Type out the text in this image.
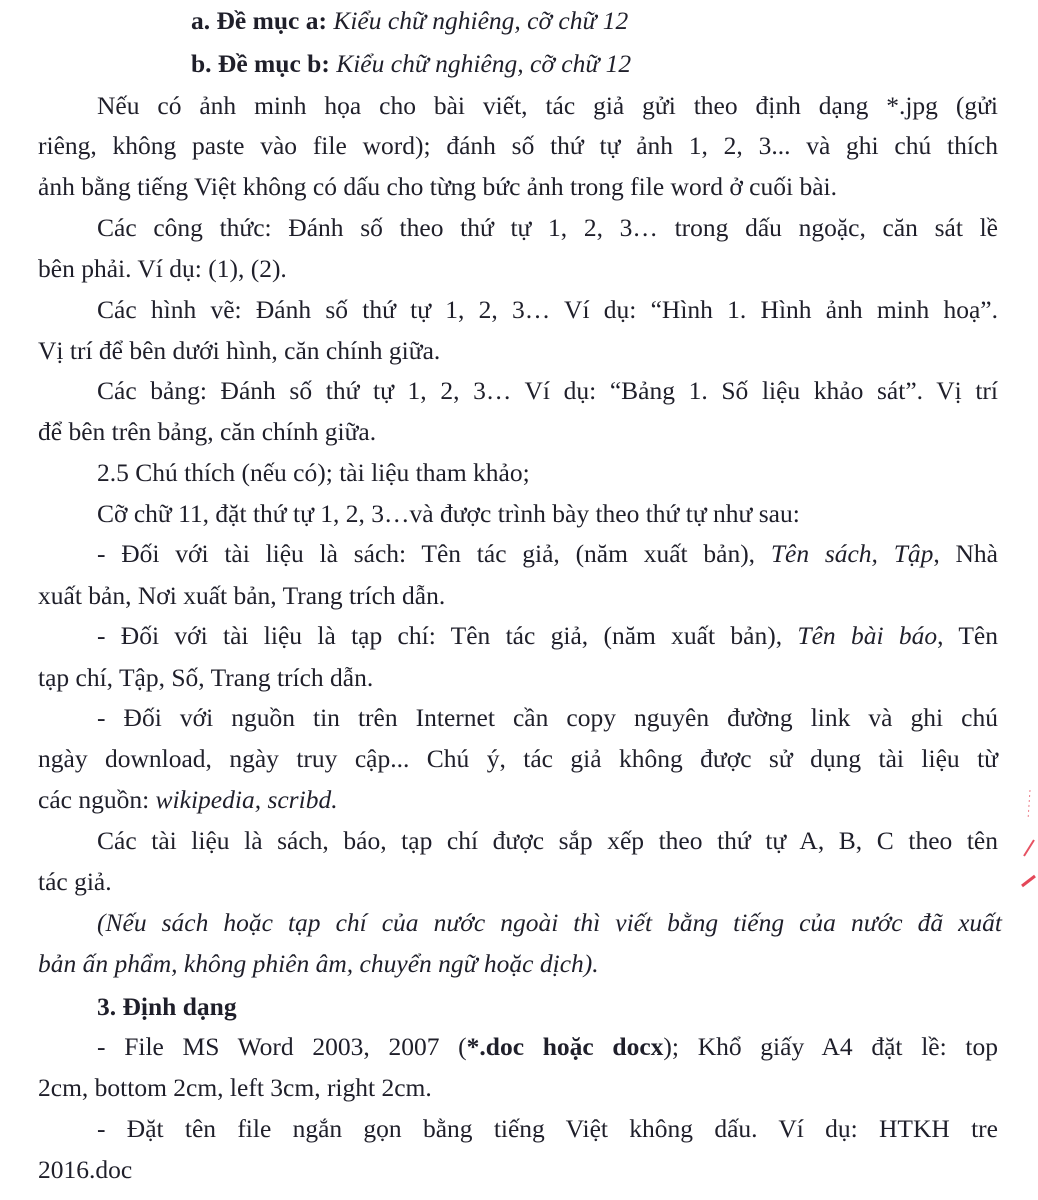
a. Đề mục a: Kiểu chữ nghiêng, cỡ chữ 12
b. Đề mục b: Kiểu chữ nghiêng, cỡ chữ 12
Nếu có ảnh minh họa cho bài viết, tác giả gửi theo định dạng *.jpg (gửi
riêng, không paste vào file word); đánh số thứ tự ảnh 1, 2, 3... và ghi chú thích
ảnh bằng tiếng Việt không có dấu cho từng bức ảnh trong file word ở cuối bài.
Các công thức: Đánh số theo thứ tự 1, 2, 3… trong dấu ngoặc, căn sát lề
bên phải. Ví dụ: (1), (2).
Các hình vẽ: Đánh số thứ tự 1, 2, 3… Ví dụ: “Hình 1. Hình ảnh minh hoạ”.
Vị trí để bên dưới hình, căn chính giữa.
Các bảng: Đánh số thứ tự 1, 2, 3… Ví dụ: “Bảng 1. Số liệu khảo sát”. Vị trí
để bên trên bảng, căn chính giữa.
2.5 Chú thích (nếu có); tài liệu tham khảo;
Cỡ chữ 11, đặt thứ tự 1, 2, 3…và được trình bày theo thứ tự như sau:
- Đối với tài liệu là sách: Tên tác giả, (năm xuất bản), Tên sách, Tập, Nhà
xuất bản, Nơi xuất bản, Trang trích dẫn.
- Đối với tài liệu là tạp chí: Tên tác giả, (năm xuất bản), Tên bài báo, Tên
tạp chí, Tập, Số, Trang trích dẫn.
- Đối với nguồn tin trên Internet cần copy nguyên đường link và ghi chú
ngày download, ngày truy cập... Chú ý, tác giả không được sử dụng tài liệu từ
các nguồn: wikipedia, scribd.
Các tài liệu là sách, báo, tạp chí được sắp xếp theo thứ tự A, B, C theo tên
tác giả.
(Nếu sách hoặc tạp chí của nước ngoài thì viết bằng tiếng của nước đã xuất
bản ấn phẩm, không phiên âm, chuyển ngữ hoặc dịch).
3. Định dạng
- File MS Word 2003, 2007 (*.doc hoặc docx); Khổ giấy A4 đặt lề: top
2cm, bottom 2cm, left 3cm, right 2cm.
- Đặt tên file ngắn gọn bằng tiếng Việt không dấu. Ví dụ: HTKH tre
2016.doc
==
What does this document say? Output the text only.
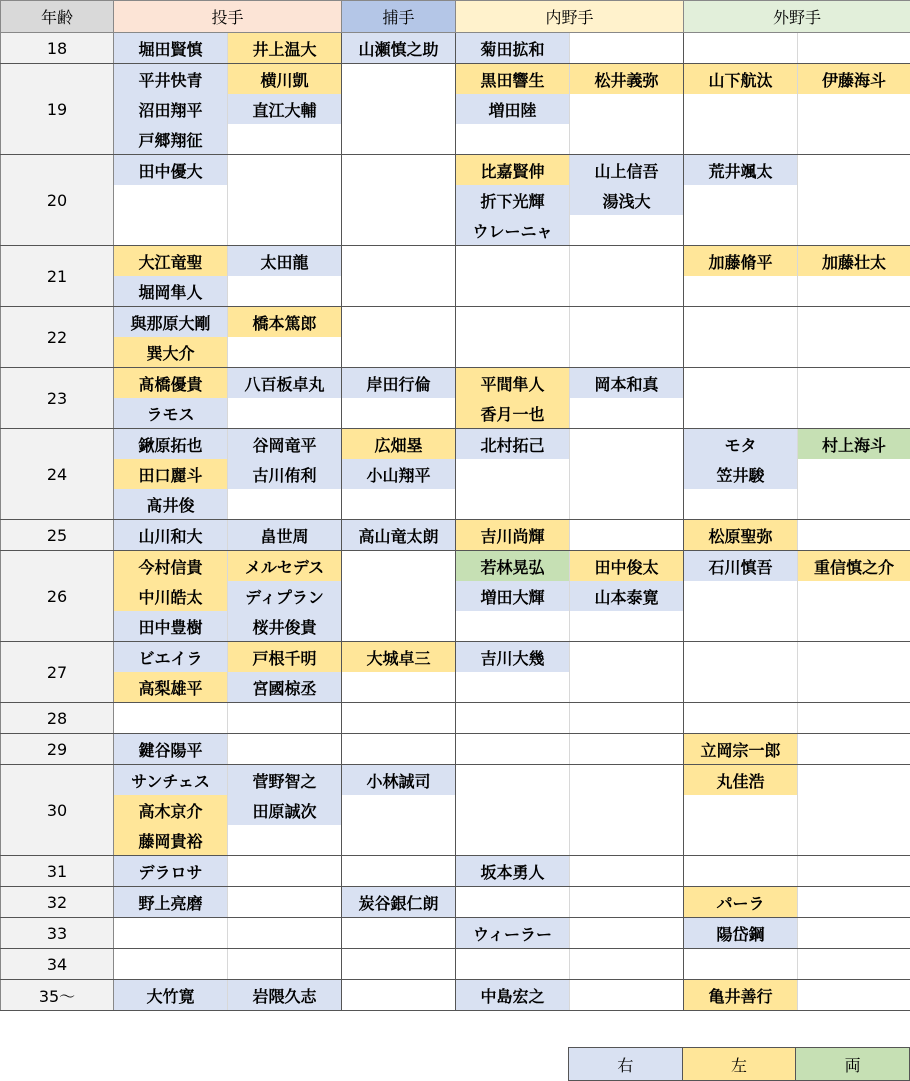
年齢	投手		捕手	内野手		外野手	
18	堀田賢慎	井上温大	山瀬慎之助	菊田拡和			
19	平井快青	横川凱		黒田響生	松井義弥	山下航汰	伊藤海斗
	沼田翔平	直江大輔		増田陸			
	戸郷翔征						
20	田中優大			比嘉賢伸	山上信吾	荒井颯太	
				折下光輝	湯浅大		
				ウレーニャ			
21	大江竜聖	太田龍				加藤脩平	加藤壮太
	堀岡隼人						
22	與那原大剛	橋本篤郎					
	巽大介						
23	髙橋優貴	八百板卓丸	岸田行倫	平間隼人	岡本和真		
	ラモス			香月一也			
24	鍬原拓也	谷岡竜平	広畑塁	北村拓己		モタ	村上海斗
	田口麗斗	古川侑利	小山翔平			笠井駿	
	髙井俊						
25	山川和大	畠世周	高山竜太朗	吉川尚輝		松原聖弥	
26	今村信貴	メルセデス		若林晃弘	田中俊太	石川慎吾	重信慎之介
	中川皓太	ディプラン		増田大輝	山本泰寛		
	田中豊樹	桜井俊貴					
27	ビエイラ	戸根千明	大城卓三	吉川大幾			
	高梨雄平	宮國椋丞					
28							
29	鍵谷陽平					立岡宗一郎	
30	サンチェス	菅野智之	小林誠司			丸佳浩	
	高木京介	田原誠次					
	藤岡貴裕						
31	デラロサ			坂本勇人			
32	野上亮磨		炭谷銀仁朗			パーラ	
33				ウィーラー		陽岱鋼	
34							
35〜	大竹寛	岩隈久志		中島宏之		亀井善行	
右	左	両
* * *
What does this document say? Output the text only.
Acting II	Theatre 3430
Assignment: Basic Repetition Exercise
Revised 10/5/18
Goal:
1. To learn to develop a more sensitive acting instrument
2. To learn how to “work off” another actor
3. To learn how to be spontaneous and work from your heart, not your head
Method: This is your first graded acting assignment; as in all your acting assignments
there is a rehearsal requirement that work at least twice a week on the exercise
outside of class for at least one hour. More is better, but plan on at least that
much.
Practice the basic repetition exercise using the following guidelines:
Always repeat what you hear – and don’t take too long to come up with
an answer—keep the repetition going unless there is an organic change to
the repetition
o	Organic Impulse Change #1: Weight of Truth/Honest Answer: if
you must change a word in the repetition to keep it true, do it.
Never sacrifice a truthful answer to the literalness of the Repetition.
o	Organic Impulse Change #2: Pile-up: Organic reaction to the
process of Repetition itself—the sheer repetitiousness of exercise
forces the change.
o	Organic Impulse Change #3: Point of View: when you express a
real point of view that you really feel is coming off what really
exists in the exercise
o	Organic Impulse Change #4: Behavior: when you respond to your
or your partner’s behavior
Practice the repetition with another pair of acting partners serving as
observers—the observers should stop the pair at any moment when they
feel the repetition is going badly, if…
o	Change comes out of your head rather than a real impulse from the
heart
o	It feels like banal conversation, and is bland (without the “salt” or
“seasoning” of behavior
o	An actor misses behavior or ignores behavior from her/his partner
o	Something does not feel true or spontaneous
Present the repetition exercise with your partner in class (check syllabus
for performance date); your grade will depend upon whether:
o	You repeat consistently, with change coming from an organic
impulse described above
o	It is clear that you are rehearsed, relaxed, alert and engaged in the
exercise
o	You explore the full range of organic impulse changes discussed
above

Short task: Return a copy of every line that includes the word "giữa".

Full output:
Vị trí để bên dưới hình, căn chính giữa.
để bên trên bảng, căn chính giữa.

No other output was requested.